─── The records
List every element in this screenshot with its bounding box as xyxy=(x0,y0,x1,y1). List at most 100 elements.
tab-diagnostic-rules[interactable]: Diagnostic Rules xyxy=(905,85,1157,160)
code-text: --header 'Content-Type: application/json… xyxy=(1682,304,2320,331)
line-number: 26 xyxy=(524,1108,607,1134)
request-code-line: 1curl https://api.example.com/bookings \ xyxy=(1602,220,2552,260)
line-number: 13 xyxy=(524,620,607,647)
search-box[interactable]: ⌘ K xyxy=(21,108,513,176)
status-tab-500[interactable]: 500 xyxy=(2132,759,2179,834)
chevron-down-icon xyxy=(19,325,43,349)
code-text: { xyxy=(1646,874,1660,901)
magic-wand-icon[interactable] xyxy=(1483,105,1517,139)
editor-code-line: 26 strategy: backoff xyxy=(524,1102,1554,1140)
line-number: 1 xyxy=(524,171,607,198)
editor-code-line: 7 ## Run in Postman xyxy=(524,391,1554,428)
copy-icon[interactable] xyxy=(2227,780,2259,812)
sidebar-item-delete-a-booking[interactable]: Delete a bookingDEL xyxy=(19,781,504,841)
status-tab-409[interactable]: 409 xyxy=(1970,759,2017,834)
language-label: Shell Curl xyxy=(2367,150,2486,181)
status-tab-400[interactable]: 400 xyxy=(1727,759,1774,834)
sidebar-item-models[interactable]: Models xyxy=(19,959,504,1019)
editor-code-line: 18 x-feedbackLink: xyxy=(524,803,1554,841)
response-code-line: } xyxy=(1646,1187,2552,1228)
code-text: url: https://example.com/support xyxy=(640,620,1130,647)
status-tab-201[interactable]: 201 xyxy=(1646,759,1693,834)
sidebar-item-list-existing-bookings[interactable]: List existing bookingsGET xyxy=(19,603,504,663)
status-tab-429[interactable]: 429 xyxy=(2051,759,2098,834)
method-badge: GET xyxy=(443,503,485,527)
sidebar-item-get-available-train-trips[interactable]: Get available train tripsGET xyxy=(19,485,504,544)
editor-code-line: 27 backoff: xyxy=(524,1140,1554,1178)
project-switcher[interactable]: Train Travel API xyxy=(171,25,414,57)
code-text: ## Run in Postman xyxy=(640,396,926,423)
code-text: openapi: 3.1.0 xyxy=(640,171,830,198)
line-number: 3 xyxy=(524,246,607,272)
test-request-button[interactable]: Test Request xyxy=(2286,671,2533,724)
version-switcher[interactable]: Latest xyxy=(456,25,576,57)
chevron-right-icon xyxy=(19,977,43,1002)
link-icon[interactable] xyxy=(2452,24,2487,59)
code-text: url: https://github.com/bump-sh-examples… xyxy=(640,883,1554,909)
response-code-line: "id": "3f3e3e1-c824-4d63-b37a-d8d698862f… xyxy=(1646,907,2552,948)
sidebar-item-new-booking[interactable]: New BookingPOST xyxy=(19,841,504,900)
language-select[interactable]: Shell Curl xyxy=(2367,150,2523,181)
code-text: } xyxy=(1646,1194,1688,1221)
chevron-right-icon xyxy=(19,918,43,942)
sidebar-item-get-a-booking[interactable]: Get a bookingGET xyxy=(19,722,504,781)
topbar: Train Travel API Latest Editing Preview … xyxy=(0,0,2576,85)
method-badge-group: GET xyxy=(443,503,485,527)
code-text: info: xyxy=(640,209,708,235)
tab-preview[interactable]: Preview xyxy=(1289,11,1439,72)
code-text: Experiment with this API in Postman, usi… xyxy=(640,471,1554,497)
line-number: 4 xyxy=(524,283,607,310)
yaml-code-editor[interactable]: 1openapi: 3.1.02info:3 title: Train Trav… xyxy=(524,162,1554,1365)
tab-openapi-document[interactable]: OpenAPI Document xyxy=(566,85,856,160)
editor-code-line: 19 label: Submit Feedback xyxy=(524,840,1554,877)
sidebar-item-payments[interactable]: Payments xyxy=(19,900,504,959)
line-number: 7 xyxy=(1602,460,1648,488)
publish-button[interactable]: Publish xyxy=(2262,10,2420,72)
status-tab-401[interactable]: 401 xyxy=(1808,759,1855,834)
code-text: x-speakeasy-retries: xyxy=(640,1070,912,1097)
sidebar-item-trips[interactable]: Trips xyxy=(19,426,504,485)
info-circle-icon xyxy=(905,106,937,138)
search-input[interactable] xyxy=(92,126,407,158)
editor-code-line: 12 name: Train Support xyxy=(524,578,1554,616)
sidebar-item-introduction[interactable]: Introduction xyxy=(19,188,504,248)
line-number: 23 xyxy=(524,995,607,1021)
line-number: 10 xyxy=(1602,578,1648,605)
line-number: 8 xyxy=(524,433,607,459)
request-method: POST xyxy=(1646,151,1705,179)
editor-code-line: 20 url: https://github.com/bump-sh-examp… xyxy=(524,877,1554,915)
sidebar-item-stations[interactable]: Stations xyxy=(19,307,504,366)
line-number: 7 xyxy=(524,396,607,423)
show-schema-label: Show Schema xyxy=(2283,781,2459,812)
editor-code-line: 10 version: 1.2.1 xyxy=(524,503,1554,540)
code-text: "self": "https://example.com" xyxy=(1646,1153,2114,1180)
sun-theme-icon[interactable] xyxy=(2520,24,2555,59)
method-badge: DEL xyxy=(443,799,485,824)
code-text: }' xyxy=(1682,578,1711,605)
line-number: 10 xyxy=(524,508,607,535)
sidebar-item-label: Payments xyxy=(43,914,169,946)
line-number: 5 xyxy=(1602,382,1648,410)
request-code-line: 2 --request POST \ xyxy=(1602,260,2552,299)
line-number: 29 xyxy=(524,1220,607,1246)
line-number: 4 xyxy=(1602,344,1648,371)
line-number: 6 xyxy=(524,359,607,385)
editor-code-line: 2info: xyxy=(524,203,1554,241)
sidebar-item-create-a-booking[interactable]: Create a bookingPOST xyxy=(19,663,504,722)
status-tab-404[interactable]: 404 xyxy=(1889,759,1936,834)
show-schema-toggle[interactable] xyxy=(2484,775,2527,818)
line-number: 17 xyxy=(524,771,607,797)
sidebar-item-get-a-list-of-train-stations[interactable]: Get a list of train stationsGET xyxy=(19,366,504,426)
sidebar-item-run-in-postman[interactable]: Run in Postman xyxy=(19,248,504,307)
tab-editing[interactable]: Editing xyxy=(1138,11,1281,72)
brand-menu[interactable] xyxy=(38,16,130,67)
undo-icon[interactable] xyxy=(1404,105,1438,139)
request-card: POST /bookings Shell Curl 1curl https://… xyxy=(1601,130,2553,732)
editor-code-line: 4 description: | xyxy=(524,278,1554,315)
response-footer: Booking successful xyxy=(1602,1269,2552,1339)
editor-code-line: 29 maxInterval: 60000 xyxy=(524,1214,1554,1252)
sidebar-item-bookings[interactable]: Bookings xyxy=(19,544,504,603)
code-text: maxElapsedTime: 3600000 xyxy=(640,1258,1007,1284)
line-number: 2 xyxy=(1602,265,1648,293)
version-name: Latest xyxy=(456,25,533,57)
──────
Exercise directions -
Reproduce the lines of the records unchanged, starting from the first line of the records and stopping after the line that contains "editor-code-line: 26 strategy: backoff".

Task response -
List every element in this screenshot with its bounding box as xyxy=(x0,y0,x1,y1). List at most 100 elements.
tab-diagnostic-rules[interactable]: Diagnostic Rules xyxy=(905,85,1157,160)
code-text: --header 'Content-Type: application/json… xyxy=(1682,304,2320,331)
line-number: 26 xyxy=(524,1108,607,1134)
request-code-line: 1curl https://api.example.com/bookings \ xyxy=(1602,220,2552,260)
line-number: 13 xyxy=(524,620,607,647)
search-box[interactable]: ⌘ K xyxy=(21,108,513,176)
status-tab-500[interactable]: 500 xyxy=(2132,759,2179,834)
chevron-down-icon xyxy=(19,325,43,349)
code-text: { xyxy=(1646,874,1660,901)
magic-wand-icon[interactable] xyxy=(1483,105,1517,139)
editor-code-line: 26 strategy: backoff xyxy=(524,1102,1554,1140)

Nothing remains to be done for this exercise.